**What you have to do:** Give the rows as a JSON list of strings, one string per line with blank lines left out, beginning at the line that contains "candle-body [173, 196, 179, 212]" and stopping after the line that contains "price-tag: 0.71202 [868, 283, 927, 298]". Include both of those lines and nothing outside that range.
▼
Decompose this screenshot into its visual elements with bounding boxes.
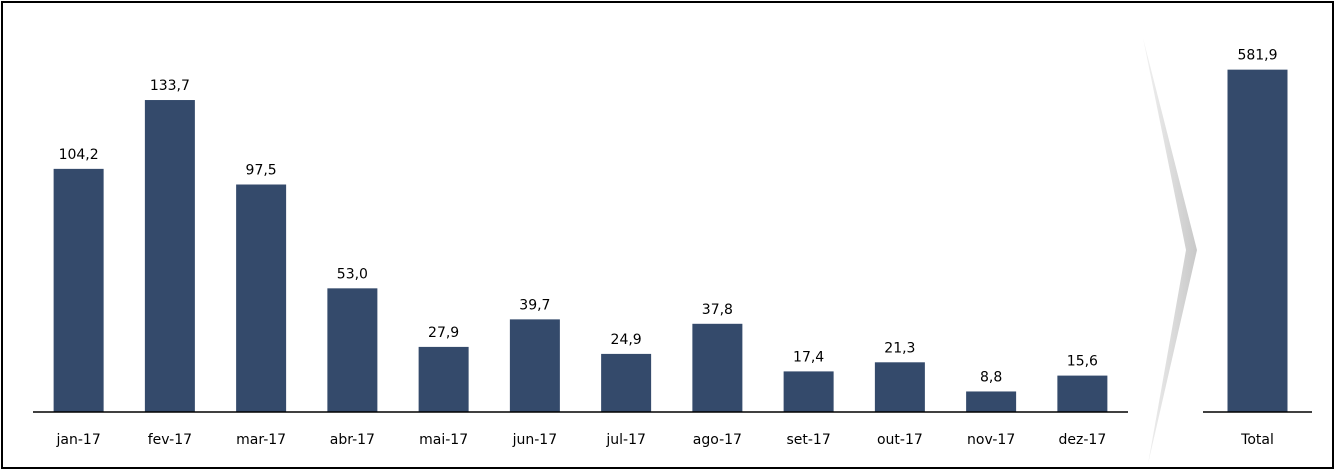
value-label: 133,7 <box>150 78 190 94</box>
value-label: 37,8 <box>702 302 733 318</box>
value-label: 8,8 <box>980 369 1002 385</box>
bar <box>144 100 195 413</box>
arrow <box>1143 38 1197 464</box>
bar <box>53 168 104 412</box>
value-label: 97,5 <box>246 163 277 179</box>
x-tick-label: jul-17 <box>605 432 646 448</box>
value-label: 21,3 <box>884 340 915 356</box>
bar <box>966 391 1017 412</box>
x-tick-label: fev-17 <box>148 432 192 448</box>
x-tick-label: dez-17 <box>1059 432 1107 448</box>
bar <box>418 346 469 412</box>
value-label: 104,2 <box>59 147 99 163</box>
value-label: 27,9 <box>428 325 459 341</box>
x-tick-label: set-17 <box>786 432 830 448</box>
x-tick-label: out-17 <box>877 432 923 448</box>
bar <box>601 353 652 412</box>
x-tick-label: abr-17 <box>330 432 375 448</box>
value-label: 15,6 <box>1067 354 1098 370</box>
bar <box>236 184 287 412</box>
value-label: 581,9 <box>1237 48 1277 64</box>
x-tick-label: mar-17 <box>236 432 286 448</box>
value-label: 39,7 <box>519 297 550 313</box>
bar <box>327 288 378 412</box>
x-tick-label: jan-17 <box>56 432 101 448</box>
bar <box>509 319 560 412</box>
x-tick-label: ago-17 <box>693 432 742 448</box>
bar <box>874 362 925 412</box>
x-tick-label: Total <box>1240 432 1274 448</box>
value-label: 17,4 <box>793 349 824 365</box>
bar <box>1057 375 1108 412</box>
x-tick-label: jun-17 <box>512 432 558 448</box>
value-label: 53,0 <box>337 266 368 282</box>
bar <box>692 323 743 412</box>
x-tick-label: nov-17 <box>967 432 1015 448</box>
bar <box>783 371 834 412</box>
bar <box>1227 69 1288 412</box>
x-tick-label: mai-17 <box>419 432 468 448</box>
value-label: 24,9 <box>611 332 642 348</box>
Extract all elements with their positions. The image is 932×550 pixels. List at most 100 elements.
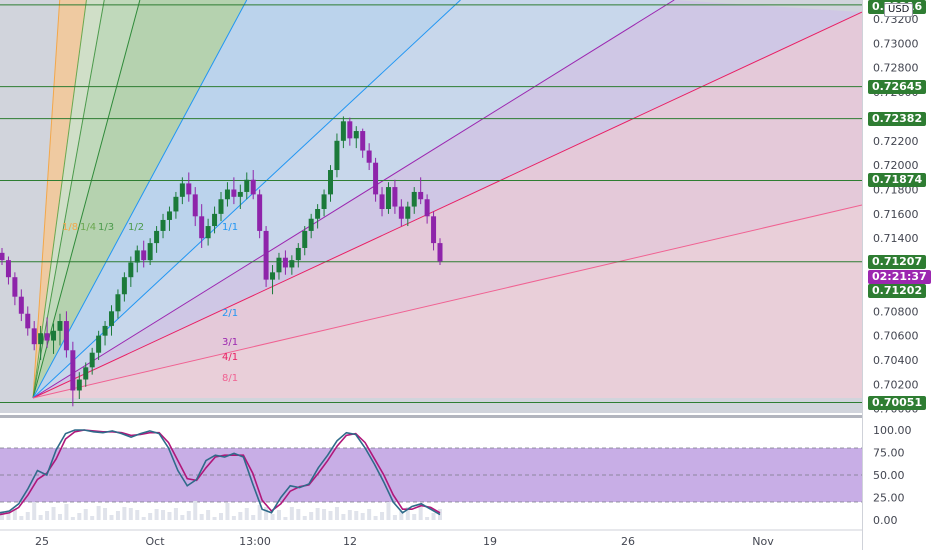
candle-body [173, 196, 179, 212]
candle-body [63, 321, 69, 351]
candle-body [96, 335, 102, 353]
candle-body [115, 294, 121, 312]
volume-bar [128, 508, 133, 520]
price-candles [0, 116, 443, 407]
volume-bar [412, 514, 417, 520]
volume-bar [244, 508, 249, 520]
oscillator-tick: 75.00 [873, 447, 905, 460]
candle-body [5, 260, 11, 278]
candle-body [51, 330, 57, 341]
candle-body [160, 219, 166, 231]
pane-separator[interactable] [0, 415, 862, 418]
volume-bar [51, 507, 56, 520]
candle-body [128, 262, 134, 278]
candle-body [212, 213, 218, 227]
candle-body [360, 131, 366, 151]
volume-bar [212, 517, 217, 520]
fan-line [32, 0, 61, 399]
price-tag: 0.71207 [868, 254, 927, 269]
volume-bar [206, 510, 211, 520]
price-tick: 0.71400 [873, 232, 919, 245]
candle-body [353, 131, 359, 139]
candle-body [347, 121, 353, 139]
volume-bar [70, 517, 75, 520]
candle-body [109, 311, 114, 326]
candle-body [166, 211, 172, 220]
candle-body [308, 218, 314, 231]
time-tick: 26 [621, 535, 635, 548]
volume-bar [405, 507, 410, 520]
volume-bar [399, 511, 404, 520]
volume-bar [425, 517, 430, 520]
price-tag: 0.71202 [868, 283, 927, 298]
volume-bar [193, 501, 198, 520]
volume-bar [199, 514, 204, 520]
time-tick: Oct [145, 535, 165, 548]
candle-body [218, 199, 224, 214]
gann-fan-labels: 1/8 1/4 1/3 1/2 1/1 2/1 3/1 4/1 8/1 [62, 222, 238, 384]
volume-bar [367, 509, 372, 520]
fan-label: 3/1 [222, 337, 238, 348]
candle-body [121, 277, 127, 295]
candle-body [295, 247, 301, 261]
volume-bar [238, 512, 243, 520]
oscillator-axis-ticks: 100.00 75.00 50.00 25.00 0.00 [873, 424, 912, 527]
candle-body [392, 187, 398, 207]
candle-body [147, 243, 153, 261]
fan-zone [33, 0, 862, 399]
fan-line [32, 0, 87, 399]
volume-bar [180, 515, 185, 520]
volume-bar [64, 504, 69, 520]
oscillator-tick: 25.00 [873, 492, 905, 505]
candle-body [437, 243, 443, 262]
volume-bar [418, 504, 423, 520]
volume-bar [334, 507, 339, 520]
candle-body [31, 328, 37, 345]
price-tick: 0.70800 [873, 305, 919, 318]
candle-body [89, 352, 95, 368]
gann-fan-fills [33, 0, 862, 399]
volume-bar [12, 509, 17, 520]
candle-body [192, 194, 198, 217]
candle-body [141, 250, 147, 261]
volume-bar [315, 508, 320, 520]
candle-body [424, 199, 430, 217]
fan-label: 8/1 [222, 373, 238, 384]
time-tick: 25 [35, 535, 49, 548]
currency-badge[interactable]: USD [884, 3, 914, 17]
volume-bar [38, 515, 43, 520]
candle-body [405, 206, 411, 219]
volume-bar [173, 508, 178, 520]
stochastic-guides [0, 447, 862, 503]
volume-bar [25, 512, 30, 520]
volume-bar [109, 515, 114, 520]
volume-bar [83, 509, 88, 520]
candle-body [76, 379, 82, 391]
price-tag: 0.72645 [868, 79, 927, 94]
fan-line [32, 0, 105, 399]
volume-bar [257, 505, 262, 520]
volume-bar [167, 512, 172, 520]
price-tag: 02:21:37 [868, 269, 931, 284]
volume-bar [6, 513, 11, 520]
volume-bar [380, 512, 385, 520]
candle-body [321, 194, 327, 209]
fan-line [32, 11, 863, 399]
candle-body [431, 216, 437, 244]
stochastic-lines [0, 429, 441, 516]
price-tick: 0.72800 [873, 62, 919, 75]
volume-bar [19, 516, 24, 520]
price-tag: 0.72382 [868, 111, 927, 126]
price-tag: 0.70051 [868, 395, 927, 410]
fan-label: 1/2 [128, 222, 144, 233]
volume-bar [154, 509, 159, 520]
volume-bar [431, 513, 436, 520]
volume-bar [135, 510, 140, 520]
time-axis[interactable] [0, 530, 862, 550]
candle-body [44, 333, 50, 341]
time-tick: 12 [343, 535, 357, 548]
time-tick: 19 [483, 535, 497, 548]
volume-bar [341, 514, 346, 520]
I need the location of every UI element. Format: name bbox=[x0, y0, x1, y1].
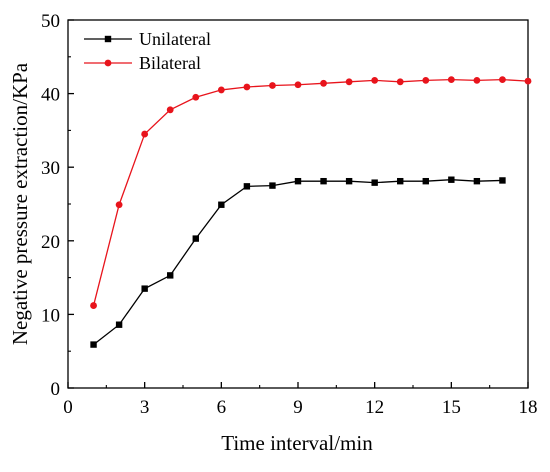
▲
**Result of this exercise:**
[
  "candle-body [173, 196, 179, 212]",
  "candle-body [63, 321, 69, 351]",
  "candle-body [96, 335, 102, 353]",
  "candle-body [115, 294, 121, 312]",
  "volume-bar [128, 508, 133, 520]",
  "price-candles [0, 116, 443, 407]",
  "volume-bar [412, 514, 417, 520]",
  "volume-bar [244, 508, 249, 520]",
  "oscillator-tick: 75.00 [873, 447, 905, 460]",
  "candle-body [5, 260, 11, 278]",
  "candle-body [51, 330, 57, 341]",
  "candle-body [160, 219, 166, 231]",
  "pane-separator[interactable] [0, 415, 862, 418]",
  "volume-bar [51, 507, 56, 520]",
  "candle-body [128, 262, 134, 278]",
  "candle-body [212, 213, 218, 227]",
  "candle-body [360, 131, 366, 151]",
  "volume-bar [212, 517, 217, 520]",
  "fan-line [32, 0, 61, 399]",
  "price-tag: 0.71207 [868, 254, 927, 269]",
  "volume-bar [206, 510, 211, 520]",
  "price-tick: 0.71400 [873, 232, 919, 245]",
  "candle-body [353, 131, 359, 139]",
  "candle-body [347, 121, 353, 139]",
  "volume-bar [70, 517, 75, 520]",
  "candle-body [109, 311, 114, 326]",
  "candle-body [166, 211, 172, 220]",
  "candle-body [308, 218, 314, 231]",
  "time-tick: 26 [621, 535, 635, 548]",
  "volume-bar [405, 507, 410, 520]",
  "volume-bar [399, 511, 404, 520]",
  "volume-bar [425, 517, 430, 520]",
  "price-tag: 0.71202 [868, 283, 927, 298]"
]